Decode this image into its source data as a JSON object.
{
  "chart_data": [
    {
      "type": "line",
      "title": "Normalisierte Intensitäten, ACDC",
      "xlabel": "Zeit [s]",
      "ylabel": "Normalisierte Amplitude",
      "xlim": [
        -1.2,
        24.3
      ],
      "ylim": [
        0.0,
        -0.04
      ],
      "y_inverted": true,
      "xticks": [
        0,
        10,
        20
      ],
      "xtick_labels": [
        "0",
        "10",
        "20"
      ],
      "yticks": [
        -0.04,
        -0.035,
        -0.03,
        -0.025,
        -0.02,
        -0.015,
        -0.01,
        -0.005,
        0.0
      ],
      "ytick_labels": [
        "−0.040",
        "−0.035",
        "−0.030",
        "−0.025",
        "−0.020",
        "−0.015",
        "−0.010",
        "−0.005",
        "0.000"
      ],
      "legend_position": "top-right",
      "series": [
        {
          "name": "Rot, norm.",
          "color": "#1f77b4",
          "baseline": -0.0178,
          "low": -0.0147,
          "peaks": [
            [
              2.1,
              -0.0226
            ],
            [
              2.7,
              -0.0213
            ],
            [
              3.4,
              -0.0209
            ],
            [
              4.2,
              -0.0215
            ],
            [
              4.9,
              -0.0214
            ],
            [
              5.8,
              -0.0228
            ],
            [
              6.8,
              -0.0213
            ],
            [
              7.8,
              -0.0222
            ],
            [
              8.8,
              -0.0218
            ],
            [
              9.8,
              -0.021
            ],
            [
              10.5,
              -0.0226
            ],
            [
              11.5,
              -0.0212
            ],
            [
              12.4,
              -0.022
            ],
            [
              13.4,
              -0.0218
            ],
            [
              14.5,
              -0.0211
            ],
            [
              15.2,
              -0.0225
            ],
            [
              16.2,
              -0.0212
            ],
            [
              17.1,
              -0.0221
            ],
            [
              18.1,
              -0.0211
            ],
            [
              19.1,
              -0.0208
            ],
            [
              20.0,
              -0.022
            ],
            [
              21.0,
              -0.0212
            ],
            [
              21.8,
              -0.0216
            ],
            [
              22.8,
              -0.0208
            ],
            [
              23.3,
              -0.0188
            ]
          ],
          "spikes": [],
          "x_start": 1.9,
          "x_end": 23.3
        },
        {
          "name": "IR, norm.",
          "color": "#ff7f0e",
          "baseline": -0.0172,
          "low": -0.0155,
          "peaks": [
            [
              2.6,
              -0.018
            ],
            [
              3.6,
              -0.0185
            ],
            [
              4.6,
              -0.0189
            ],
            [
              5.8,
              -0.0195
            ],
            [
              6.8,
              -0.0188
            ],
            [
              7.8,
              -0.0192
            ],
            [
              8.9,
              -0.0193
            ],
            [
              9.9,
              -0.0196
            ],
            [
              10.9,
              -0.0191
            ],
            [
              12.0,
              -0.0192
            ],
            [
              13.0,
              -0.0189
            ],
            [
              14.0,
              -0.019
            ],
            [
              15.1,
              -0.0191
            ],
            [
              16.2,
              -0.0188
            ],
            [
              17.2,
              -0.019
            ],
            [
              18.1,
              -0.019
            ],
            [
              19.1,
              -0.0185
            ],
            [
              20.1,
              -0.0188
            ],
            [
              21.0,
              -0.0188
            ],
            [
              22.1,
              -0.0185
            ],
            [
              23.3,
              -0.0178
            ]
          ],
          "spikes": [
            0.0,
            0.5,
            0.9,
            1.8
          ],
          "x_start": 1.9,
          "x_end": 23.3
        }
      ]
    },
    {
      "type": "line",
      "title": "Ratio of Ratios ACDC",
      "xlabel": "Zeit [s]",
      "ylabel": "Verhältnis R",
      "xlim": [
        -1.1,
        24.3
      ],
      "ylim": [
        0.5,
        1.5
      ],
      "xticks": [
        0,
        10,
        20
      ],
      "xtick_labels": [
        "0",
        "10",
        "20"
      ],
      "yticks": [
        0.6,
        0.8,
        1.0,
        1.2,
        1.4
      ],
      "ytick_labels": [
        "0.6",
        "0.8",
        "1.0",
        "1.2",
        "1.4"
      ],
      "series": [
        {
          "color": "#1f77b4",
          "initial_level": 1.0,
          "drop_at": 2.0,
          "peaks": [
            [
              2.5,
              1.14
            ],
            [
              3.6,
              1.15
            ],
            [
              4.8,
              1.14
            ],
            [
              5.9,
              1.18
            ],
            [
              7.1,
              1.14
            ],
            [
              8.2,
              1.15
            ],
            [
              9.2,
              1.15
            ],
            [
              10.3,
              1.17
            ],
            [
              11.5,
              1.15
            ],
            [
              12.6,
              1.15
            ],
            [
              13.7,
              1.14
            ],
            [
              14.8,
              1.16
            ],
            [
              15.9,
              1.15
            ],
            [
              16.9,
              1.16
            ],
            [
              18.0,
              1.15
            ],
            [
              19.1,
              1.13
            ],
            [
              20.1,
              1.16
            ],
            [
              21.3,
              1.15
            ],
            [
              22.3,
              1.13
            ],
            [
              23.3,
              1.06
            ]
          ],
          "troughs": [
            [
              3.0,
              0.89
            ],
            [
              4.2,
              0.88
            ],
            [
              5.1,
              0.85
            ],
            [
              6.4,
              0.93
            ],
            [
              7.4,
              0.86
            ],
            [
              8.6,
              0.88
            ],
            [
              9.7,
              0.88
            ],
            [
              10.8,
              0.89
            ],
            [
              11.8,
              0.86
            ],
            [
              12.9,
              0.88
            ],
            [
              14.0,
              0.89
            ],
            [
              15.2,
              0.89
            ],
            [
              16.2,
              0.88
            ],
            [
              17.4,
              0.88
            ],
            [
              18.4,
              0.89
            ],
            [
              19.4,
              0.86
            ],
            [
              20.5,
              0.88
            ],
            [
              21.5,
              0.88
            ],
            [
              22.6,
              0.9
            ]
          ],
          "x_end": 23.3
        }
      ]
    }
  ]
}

○ ○ ○ ○ ○ ○ ○

■ WORK TO BE COMPLETED
Write out the whole listing again, exactly as it stands.

■ WRITTEN ANSWER
Decode this image into its source data as a JSON object.
{
  "chart_data": [
    {
      "type": "line",
      "title": "Normalisierte Intensitäten, ACDC",
      "xlabel": "Zeit [s]",
      "ylabel": "Normalisierte Amplitude",
      "xlim": [
        -1.2,
        24.3
      ],
      "ylim": [
        0.0,
        -0.04
      ],
      "y_inverted": true,
      "xticks": [
        0,
        10,
        20
      ],
      "xtick_labels": [
        "0",
        "10",
        "20"
      ],
      "yticks": [
        -0.04,
        -0.035,
        -0.03,
        -0.025,
        -0.02,
        -0.015,
        -0.01,
        -0.005,
        0.0
      ],
      "ytick_labels": [
        "−0.040",
        "−0.035",
        "−0.030",
        "−0.025",
        "−0.020",
        "−0.015",
        "−0.010",
        "−0.005",
        "0.000"
      ],
      "legend_position": "top-right",
      "series": [
        {
          "name": "Rot, norm.",
          "color": "#1f77b4",
          "baseline": -0.0178,
          "low": -0.0147,
          "peaks": [
            [
              2.1,
              -0.0226
            ],
            [
              2.7,
              -0.0213
            ],
            [
              3.4,
              -0.0209
            ],
            [
              4.2,
              -0.0215
            ],
            [
              4.9,
              -0.0214
            ],
            [
              5.8,
              -0.0228
            ],
            [
              6.8,
              -0.0213
            ],
            [
              7.8,
              -0.0222
            ],
            [
              8.8,
              -0.0218
            ],
            [
              9.8,
              -0.021
            ],
            [
              10.5,
              -0.0226
            ],
            [
              11.5,
              -0.0212
            ],
            [
              12.4,
              -0.022
            ],
            [
              13.4,
              -0.0218
            ],
            [
              14.5,
              -0.0211
            ],
            [
              15.2,
              -0.0225
            ],
            [
              16.2,
              -0.0212
            ],
            [
              17.1,
              -0.0221
            ],
            [
              18.1,
              -0.0211
            ],
            [
              19.1,
              -0.0208
            ],
            [
              20.0,
              -0.022
            ],
            [
              21.0,
              -0.0212
            ],
            [
              21.8,
              -0.0216
            ],
            [
              22.8,
              -0.0208
            ],
            [
              23.3,
              -0.0188
            ]
          ],
          "spikes": [],
          "x_start": 1.9,
          "x_end": 23.3
        },
        {
          "name": "IR, norm.",
          "color": "#ff7f0e",
          "baseline": -0.0172,
          "low": -0.0155,
          "peaks": [
            [
              2.6,
              -0.018
            ],
            [
              3.6,
              -0.0185
            ],
            [
              4.6,
              -0.0189
            ],
            [
              5.8,
              -0.0195
            ],
            [
              6.8,
              -0.0188
            ],
            [
              7.8,
              -0.0192
            ],
            [
              8.9,
              -0.0193
            ],
            [
              9.9,
              -0.0196
            ],
            [
              10.9,
              -0.0191
            ],
            [
              12.0,
              -0.0192
            ],
            [
              13.0,
              -0.0189
            ],
            [
              14.0,
              -0.019
            ],
            [
              15.1,
              -0.0191
            ],
            [
              16.2,
              -0.0188
            ],
            [
              17.2,
              -0.019
            ],
            [
              18.1,
              -0.019
            ],
            [
              19.1,
              -0.0185
            ],
            [
              20.1,
              -0.0188
            ],
            [
              21.0,
              -0.0188
            ],
            [
              22.1,
              -0.0185
            ],
            [
              23.3,
              -0.0178
            ]
          ],
          "spikes": [
            0.0,
            0.5,
            0.9,
            1.8
          ],
          "x_start": 1.9,
          "x_end": 23.3
        }
      ]
    },
    {
      "type": "line",
      "title": "Ratio of Ratios ACDC",
      "xlabel": "Zeit [s]",
      "ylabel": "Verhältnis R",
      "xlim": [
        -1.1,
        24.3
      ],
      "ylim": [
        0.5,
        1.5
      ],
      "xticks": [
        0,
        10,
        20
      ],
      "xtick_labels": [
        "0",
        "10",
        "20"
      ],
      "yticks": [
        0.6,
        0.8,
        1.0,
        1.2,
        1.4
      ],
      "ytick_labels": [
        "0.6",
        "0.8",
        "1.0",
        "1.2",
        "1.4"
      ],
      "series": [
        {
          "color": "#1f77b4",
          "initial_level": 1.0,
          "drop_at": 2.0,
          "peaks": [
            [
              2.5,
              1.14
            ],
            [
              3.6,
              1.15
            ],
            [
              4.8,
              1.14
            ],
            [
              5.9,
              1.18
            ],
            [
              7.1,
              1.14
            ],
            [
              8.2,
              1.15
            ],
            [
              9.2,
              1.15
            ],
            [
              10.3,
              1.17
            ],
            [
              11.5,
              1.15
            ],
            [
              12.6,
              1.15
            ],
            [
              13.7,
              1.14
            ],
            [
              14.8,
              1.16
            ],
            [
              15.9,
              1.15
            ],
            [
              16.9,
              1.16
            ],
            [
              18.0,
              1.15
            ],
            [
              19.1,
              1.13
            ],
            [
              20.1,
              1.16
            ],
            [
              21.3,
              1.15
            ],
            [
              22.3,
              1.13
            ],
            [
              23.3,
              1.06
            ]
          ],
          "troughs": [
            [
              3.0,
              0.89
            ],
            [
              4.2,
              0.88
            ],
            [
              5.1,
              0.85
            ],
            [
              6.4,
              0.93
            ],
            [
              7.4,
              0.86
            ],
            [
              8.6,
              0.88
            ],
            [
              9.7,
              0.88
            ],
            [
              10.8,
              0.89
            ],
            [
              11.8,
              0.86
            ],
            [
              12.9,
              0.88
            ],
            [
              14.0,
              0.89
            ],
            [
              15.2,
              0.89
            ],
            [
              16.2,
              0.88
            ],
            [
              17.4,
              0.88
            ],
            [
              18.4,
              0.89
            ],
            [
              19.4,
              0.86
            ],
            [
              20.5,
              0.88
            ],
            [
              21.5,
              0.88
            ],
            [
              22.6,
              0.9
            ]
          ],
          "x_end": 23.3
        }
      ]
    }
  ]
}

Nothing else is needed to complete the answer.